Data supplied
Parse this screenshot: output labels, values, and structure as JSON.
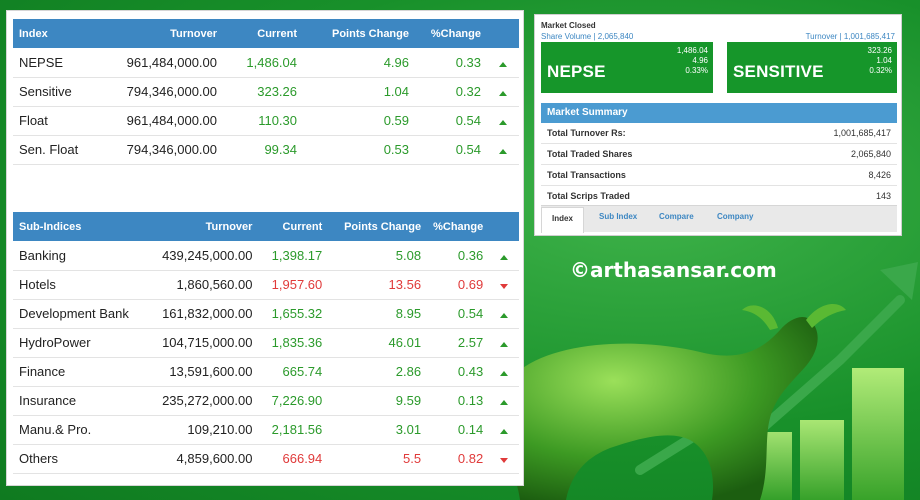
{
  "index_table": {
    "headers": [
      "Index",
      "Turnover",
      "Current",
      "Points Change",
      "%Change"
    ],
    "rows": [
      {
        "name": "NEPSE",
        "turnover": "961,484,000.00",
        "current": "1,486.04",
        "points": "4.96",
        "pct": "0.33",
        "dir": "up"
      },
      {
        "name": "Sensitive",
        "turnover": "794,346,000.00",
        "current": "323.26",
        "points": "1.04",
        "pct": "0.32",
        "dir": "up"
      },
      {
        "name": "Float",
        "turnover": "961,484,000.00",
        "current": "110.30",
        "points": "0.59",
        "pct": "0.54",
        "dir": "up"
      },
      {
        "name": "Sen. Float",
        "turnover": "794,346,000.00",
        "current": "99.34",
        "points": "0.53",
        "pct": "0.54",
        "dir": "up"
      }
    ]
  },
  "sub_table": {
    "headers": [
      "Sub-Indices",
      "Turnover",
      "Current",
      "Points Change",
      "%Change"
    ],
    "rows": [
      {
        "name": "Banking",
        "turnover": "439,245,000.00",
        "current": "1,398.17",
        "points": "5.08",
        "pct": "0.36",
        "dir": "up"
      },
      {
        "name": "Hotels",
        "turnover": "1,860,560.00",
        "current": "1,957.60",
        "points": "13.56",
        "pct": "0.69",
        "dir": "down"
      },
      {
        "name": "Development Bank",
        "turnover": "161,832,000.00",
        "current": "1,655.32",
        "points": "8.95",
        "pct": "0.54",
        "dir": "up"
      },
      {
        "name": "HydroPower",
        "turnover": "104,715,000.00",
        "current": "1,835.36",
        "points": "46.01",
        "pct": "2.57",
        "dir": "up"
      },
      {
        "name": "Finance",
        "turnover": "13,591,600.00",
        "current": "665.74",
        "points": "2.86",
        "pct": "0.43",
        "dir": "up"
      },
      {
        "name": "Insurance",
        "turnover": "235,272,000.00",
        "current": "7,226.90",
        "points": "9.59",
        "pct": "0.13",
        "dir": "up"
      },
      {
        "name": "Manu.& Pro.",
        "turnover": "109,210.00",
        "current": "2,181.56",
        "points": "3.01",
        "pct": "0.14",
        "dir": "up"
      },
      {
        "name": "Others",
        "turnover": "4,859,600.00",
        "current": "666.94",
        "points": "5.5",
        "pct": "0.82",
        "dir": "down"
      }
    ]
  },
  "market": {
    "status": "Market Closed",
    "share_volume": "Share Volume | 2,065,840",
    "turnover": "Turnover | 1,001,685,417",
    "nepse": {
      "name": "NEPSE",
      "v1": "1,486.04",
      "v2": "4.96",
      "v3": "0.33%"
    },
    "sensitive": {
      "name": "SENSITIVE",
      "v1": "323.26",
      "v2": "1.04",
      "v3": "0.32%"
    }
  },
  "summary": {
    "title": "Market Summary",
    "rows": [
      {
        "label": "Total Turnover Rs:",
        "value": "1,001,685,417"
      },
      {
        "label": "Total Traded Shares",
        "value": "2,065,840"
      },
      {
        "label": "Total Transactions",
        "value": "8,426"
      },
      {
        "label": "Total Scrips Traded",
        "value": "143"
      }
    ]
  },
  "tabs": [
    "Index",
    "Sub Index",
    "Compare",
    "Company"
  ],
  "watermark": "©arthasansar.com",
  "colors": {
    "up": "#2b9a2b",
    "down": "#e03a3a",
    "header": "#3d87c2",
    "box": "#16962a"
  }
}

==

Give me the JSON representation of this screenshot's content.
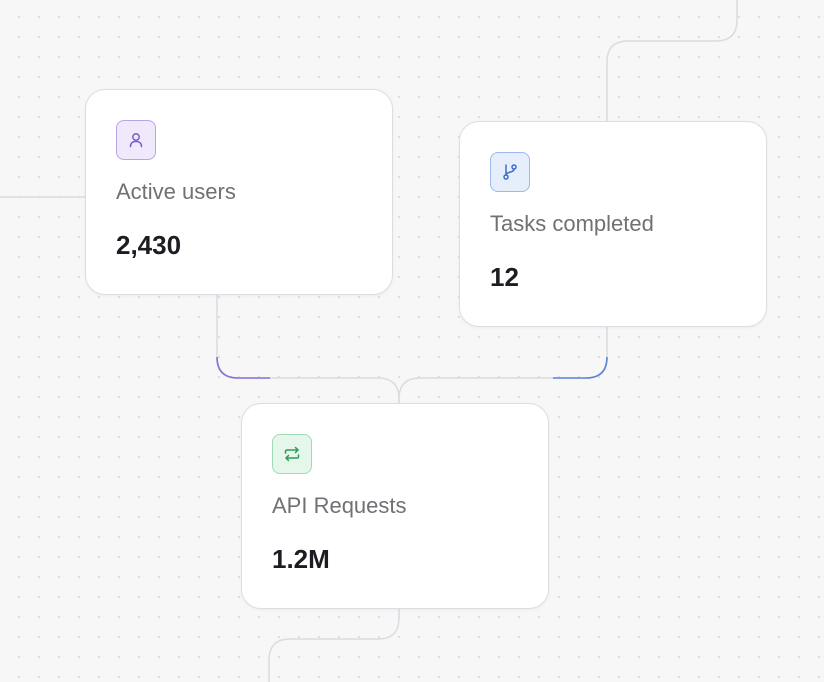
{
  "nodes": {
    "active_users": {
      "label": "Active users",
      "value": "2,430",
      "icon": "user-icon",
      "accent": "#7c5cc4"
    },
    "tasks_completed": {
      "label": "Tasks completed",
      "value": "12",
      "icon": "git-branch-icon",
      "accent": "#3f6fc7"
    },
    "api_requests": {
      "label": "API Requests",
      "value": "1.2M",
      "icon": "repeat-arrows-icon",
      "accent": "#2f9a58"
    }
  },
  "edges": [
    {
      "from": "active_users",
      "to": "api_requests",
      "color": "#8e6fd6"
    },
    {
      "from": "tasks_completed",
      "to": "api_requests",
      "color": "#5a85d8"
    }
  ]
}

Aim
Count the lines in the records above that contain the word "icon", and give only that number.

Answer below
3